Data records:
* * * * *
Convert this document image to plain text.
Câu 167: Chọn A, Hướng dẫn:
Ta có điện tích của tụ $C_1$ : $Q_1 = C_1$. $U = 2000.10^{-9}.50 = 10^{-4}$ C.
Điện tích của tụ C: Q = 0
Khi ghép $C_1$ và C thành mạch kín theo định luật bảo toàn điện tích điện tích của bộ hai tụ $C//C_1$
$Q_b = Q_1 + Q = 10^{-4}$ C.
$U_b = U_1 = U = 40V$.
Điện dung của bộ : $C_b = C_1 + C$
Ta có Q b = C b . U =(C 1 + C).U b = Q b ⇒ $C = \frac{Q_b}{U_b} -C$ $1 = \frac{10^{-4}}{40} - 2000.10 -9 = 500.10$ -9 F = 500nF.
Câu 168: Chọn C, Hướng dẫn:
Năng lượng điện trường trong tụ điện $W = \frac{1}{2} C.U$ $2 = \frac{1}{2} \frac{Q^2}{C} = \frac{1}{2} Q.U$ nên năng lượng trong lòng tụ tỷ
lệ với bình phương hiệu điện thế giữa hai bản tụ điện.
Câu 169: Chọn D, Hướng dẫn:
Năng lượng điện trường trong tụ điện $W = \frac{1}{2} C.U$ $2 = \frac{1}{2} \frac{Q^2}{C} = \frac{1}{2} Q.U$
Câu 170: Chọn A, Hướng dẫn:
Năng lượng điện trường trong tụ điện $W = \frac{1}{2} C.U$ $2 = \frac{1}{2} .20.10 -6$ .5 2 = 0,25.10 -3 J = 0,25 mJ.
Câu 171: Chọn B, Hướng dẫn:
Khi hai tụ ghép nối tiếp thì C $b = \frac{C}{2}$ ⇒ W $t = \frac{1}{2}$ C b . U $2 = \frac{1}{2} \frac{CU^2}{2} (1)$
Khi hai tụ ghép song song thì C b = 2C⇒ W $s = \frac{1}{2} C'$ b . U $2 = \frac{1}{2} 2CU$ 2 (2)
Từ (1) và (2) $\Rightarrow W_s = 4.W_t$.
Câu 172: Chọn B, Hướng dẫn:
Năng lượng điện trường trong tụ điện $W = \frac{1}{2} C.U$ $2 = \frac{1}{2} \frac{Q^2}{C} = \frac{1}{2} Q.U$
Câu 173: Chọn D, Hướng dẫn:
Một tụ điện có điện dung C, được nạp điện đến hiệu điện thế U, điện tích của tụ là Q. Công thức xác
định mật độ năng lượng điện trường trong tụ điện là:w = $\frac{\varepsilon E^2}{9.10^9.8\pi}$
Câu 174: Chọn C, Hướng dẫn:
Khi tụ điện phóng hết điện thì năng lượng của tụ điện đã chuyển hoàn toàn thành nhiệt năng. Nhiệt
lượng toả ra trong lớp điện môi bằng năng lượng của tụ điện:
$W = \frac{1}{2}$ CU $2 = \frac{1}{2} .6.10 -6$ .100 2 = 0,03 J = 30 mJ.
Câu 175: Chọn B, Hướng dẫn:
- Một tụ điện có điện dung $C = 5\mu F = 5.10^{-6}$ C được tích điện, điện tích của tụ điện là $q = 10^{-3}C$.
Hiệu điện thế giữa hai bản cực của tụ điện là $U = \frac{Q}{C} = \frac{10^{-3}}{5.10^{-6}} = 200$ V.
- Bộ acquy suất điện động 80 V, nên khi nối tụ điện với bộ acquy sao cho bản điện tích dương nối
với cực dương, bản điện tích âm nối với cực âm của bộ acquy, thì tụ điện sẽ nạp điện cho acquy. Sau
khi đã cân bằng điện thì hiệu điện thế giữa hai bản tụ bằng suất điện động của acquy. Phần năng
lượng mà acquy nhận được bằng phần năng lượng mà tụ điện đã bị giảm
* * * * *
EXERCISE REQUIREMENTS: Collect from the data above every line that includes "acquy".

FINISHED ANSWER:
- Bộ acquy suất điện động 80 V, nên khi nối tụ điện với bộ acquy sao cho bản điện tích dương nối
với cực dương, bản điện tích âm nối với cực âm của bộ acquy, thì tụ điện sẽ nạp điện cho acquy. Sau
khi đã cân bằng điện thì hiệu điện thế giữa hai bản tụ bằng suất điện động của acquy. Phần năng
lượng mà acquy nhận được bằng phần năng lượng mà tụ điện đã bị giảm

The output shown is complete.